-- START Data for processing --

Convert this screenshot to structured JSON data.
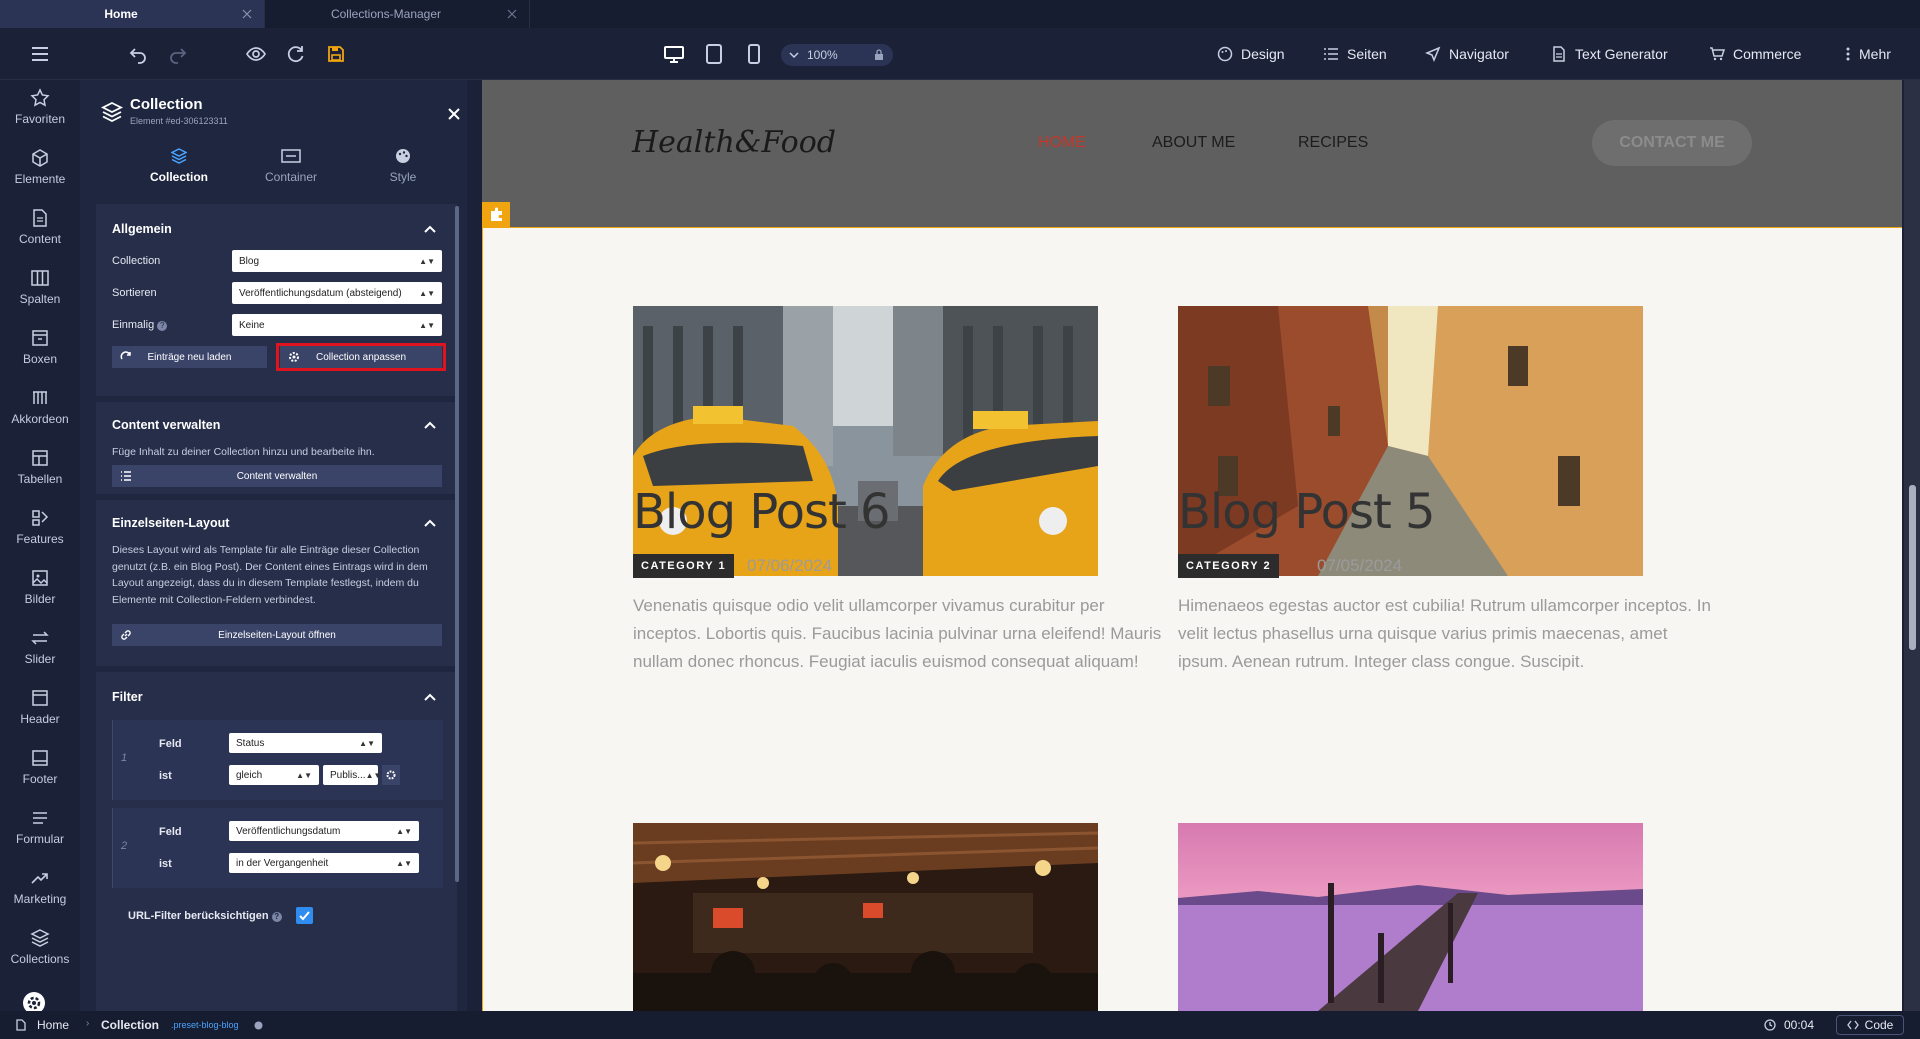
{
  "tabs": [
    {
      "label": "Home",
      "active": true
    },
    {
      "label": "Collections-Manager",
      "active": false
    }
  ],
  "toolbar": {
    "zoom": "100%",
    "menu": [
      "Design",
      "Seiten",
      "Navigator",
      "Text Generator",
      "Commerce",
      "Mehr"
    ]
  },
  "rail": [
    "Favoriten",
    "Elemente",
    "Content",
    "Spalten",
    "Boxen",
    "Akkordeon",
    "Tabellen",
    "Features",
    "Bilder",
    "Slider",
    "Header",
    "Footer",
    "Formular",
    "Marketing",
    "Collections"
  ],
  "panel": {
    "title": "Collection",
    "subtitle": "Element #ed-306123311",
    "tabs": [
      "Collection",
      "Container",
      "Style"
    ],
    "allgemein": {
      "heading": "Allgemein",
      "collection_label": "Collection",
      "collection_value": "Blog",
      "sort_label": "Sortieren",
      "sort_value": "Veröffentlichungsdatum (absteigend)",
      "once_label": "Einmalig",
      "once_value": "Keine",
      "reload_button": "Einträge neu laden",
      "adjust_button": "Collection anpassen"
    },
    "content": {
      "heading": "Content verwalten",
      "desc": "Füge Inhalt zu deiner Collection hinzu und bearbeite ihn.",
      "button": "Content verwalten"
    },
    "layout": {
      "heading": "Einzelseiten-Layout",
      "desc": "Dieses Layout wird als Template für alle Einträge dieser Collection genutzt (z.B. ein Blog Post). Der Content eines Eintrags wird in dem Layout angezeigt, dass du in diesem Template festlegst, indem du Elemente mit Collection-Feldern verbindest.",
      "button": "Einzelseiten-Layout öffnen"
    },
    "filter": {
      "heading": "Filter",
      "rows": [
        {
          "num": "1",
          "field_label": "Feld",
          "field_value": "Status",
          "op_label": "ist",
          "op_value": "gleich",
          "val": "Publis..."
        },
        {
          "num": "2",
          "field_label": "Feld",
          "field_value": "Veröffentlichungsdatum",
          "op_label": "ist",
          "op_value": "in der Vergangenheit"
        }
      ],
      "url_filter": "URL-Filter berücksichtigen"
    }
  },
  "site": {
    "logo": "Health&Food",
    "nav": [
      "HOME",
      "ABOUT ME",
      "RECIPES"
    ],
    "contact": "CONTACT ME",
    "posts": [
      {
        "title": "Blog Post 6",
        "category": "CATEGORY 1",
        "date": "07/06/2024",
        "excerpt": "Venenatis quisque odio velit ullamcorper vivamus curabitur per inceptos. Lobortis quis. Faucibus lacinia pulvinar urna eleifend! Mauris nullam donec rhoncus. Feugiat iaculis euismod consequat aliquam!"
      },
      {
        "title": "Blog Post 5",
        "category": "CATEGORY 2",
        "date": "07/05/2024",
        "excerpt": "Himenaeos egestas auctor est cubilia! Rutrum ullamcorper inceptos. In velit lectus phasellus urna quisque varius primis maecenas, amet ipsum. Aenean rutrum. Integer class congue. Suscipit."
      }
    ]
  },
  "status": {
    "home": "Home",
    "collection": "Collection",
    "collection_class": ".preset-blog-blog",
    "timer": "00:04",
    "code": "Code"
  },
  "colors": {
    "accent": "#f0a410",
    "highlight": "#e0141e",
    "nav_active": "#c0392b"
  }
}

-- END Data for processing --
-- START Data for processing --

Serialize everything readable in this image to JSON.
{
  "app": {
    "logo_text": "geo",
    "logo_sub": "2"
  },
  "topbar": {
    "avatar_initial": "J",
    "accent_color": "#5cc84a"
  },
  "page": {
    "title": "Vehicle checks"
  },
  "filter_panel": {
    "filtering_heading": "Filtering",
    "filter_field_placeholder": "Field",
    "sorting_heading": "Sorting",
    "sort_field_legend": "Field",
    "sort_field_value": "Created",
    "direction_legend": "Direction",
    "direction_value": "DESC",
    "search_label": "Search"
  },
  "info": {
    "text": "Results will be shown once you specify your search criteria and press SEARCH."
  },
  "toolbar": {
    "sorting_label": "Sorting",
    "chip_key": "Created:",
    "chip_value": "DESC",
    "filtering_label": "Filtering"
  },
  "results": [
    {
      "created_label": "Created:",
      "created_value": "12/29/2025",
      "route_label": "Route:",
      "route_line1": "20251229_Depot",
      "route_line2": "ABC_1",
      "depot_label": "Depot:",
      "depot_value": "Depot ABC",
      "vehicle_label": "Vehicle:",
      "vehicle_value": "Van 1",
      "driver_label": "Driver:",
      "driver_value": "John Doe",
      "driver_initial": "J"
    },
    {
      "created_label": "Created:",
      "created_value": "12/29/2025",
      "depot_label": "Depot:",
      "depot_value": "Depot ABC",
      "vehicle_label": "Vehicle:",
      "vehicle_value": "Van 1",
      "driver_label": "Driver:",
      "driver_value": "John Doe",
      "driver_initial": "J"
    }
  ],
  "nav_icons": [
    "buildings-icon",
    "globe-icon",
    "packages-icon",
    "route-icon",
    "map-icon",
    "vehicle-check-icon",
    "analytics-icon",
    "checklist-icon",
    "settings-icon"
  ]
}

-- END Data for processing --

In the lines above, find each one with "inceptos" and list it.

• [Exercise response]
        "excerpt": "Venenatis quisque odio velit ullamcorper vivamus curabitur per inceptos. Lobortis quis. Faucibus lacinia pulvinar urna eleifend! Mauris nullam donec rhoncus. Feugiat iaculis euismod consequat aliquam!"
        "excerpt": "Himenaeos egestas auctor est cubilia! Rutrum ullamcorper inceptos. In velit lectus phasellus urna quisque varius primis maecenas, amet ipsum. Aenean rutrum. Integer class congue. Suscipit."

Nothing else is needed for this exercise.